Aim of the exercise
Select each line where the word "with" appears.

Stored rows
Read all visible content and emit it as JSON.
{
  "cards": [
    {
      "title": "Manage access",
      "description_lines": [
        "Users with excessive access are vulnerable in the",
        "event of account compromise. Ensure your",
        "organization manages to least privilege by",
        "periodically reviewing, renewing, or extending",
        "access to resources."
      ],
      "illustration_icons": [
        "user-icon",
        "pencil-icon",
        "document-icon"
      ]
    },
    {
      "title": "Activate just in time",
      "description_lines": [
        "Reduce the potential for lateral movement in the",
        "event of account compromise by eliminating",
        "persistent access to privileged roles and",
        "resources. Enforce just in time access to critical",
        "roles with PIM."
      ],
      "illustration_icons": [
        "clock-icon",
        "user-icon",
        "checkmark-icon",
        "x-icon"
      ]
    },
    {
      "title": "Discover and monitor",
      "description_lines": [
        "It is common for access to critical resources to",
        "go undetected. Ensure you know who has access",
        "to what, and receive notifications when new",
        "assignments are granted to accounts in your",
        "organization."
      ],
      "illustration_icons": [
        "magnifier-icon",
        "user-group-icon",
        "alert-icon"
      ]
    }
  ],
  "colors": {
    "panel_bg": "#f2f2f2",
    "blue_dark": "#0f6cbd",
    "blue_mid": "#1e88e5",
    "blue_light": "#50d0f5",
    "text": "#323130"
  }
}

==

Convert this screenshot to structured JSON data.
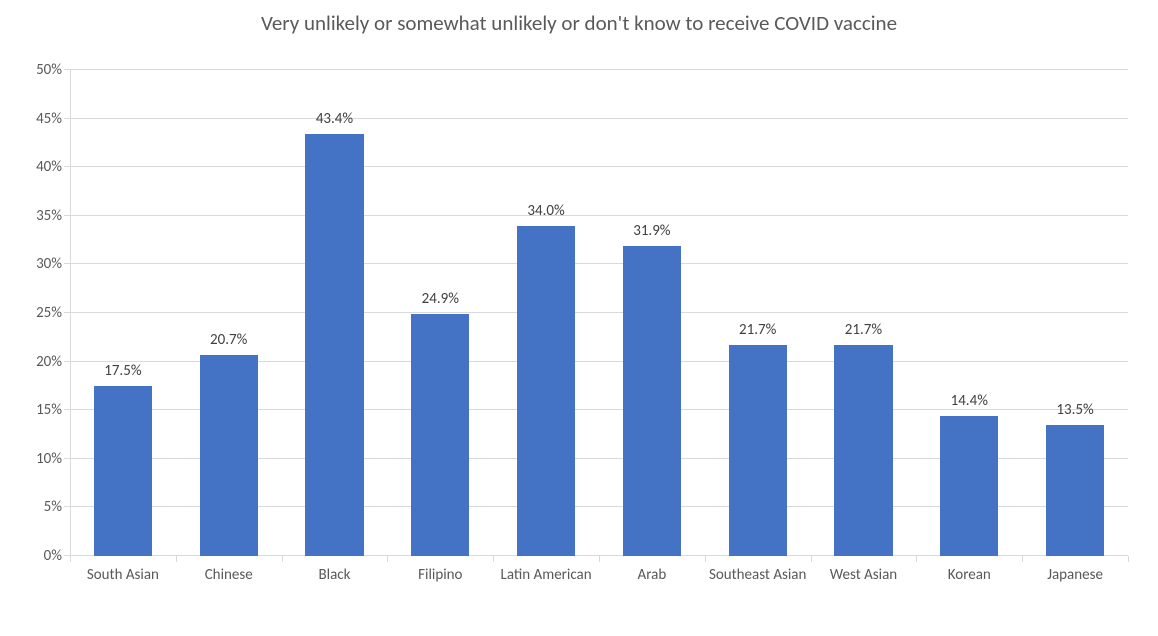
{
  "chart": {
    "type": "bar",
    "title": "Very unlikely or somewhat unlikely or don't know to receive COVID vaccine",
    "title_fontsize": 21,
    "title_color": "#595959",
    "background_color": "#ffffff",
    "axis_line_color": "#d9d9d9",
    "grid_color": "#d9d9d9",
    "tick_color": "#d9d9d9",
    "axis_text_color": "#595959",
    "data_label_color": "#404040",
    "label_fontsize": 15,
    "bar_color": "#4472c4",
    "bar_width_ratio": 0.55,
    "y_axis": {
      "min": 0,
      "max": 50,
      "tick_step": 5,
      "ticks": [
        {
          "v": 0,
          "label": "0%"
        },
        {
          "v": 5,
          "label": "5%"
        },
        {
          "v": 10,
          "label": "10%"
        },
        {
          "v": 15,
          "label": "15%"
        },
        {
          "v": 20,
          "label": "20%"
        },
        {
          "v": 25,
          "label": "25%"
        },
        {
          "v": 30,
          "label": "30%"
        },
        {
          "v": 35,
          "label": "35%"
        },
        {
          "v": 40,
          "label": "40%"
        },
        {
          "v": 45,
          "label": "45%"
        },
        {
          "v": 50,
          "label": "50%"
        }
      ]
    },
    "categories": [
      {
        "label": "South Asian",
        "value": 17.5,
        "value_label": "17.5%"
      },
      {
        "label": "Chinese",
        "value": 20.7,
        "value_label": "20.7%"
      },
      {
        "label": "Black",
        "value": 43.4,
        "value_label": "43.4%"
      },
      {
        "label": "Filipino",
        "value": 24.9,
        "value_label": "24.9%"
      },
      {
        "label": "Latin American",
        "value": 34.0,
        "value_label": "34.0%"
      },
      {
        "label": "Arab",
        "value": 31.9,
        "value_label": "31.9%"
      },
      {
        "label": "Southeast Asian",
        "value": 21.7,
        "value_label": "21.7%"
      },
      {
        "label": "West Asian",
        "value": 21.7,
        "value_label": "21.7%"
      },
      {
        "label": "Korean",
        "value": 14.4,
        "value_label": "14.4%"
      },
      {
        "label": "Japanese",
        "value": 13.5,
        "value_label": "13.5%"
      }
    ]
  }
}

Result
        "Users with excessive access are vulnerable in the",
        "roles with PIM."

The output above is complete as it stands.